## WORK TO COMPLETE
Take every line where the string "Downloading" appears and copy it.

— start DATA FOR THIS TASK —

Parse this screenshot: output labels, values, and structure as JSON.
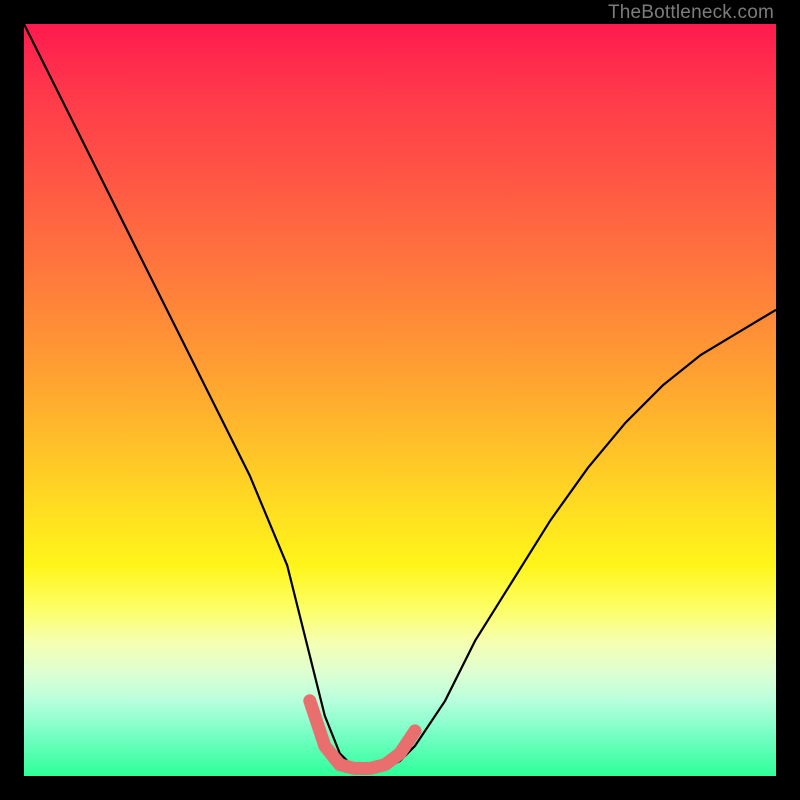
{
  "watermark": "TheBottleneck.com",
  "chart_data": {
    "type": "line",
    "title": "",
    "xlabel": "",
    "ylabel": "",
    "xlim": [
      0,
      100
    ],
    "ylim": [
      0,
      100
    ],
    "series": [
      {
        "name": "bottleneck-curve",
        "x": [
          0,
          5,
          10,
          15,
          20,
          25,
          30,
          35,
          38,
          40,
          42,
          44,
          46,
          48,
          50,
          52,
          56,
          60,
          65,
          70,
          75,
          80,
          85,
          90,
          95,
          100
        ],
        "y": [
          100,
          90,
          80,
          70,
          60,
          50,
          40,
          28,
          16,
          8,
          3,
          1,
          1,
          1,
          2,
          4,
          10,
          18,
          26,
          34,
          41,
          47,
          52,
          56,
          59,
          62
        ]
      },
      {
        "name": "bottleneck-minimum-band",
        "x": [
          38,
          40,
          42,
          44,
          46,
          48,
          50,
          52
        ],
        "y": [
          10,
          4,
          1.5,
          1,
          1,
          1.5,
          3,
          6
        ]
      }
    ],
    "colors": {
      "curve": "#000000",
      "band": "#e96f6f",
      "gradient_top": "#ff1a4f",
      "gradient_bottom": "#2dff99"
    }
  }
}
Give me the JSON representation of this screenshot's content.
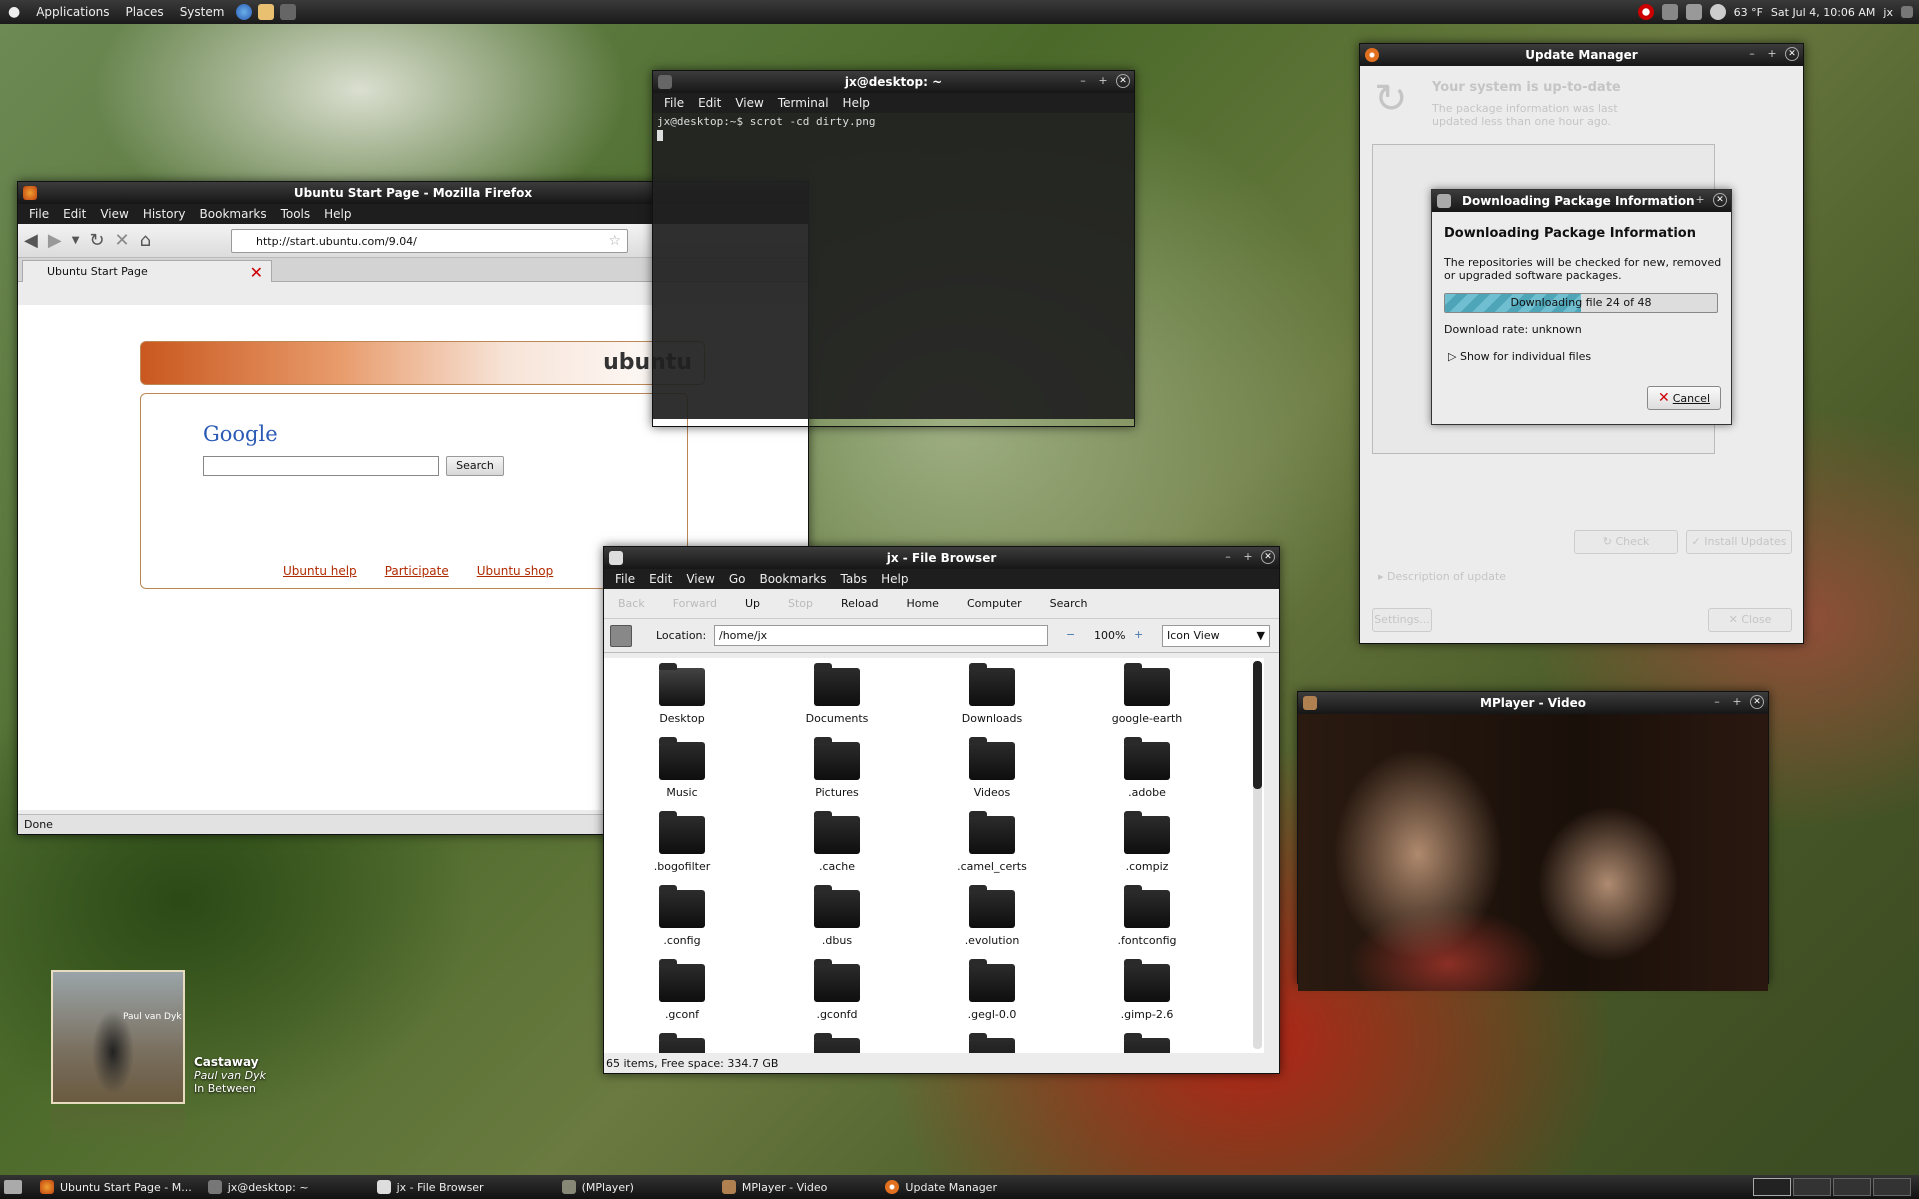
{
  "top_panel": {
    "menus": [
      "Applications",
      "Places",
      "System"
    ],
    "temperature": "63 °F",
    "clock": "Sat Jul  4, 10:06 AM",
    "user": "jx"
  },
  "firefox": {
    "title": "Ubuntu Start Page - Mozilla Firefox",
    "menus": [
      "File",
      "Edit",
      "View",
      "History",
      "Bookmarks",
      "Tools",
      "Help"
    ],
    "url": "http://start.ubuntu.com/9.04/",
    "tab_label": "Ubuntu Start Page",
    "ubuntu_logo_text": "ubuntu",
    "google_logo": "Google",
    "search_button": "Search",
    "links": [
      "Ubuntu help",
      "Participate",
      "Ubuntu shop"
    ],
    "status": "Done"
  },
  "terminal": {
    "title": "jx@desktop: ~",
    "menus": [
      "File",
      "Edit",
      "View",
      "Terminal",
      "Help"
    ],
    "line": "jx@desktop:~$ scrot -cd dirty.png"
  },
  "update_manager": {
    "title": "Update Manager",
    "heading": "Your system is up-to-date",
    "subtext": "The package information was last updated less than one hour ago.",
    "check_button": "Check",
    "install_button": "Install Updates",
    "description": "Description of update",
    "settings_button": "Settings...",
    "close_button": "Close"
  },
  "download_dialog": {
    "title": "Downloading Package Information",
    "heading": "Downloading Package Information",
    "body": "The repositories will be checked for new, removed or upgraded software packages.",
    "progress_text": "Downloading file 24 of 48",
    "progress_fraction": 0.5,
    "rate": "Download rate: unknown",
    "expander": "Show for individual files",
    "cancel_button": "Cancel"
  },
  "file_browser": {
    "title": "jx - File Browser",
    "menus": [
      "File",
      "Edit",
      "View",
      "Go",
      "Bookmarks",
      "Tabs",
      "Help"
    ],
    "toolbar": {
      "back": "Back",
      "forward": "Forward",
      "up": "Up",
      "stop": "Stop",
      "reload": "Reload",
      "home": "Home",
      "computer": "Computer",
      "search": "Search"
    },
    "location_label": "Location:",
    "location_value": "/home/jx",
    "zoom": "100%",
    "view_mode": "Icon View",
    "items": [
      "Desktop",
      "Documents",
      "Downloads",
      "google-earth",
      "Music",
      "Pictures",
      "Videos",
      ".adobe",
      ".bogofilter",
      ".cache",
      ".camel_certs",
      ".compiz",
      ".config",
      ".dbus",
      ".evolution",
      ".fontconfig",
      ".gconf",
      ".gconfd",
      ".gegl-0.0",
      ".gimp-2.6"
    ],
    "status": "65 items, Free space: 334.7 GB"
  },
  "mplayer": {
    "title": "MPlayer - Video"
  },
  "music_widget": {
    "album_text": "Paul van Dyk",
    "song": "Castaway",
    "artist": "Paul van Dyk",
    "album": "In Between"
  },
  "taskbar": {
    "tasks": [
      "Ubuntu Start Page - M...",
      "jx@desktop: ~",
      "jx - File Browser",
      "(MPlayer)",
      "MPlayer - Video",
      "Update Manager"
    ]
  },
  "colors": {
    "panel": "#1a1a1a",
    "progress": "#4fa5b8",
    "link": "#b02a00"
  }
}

— end DATA FOR THIS TASK —

## RESPONSE BELOW
    "title": "Downloading Package Information",
    "heading": "Downloading Package Information",
    "progress_text": "Downloading file 24 of 48",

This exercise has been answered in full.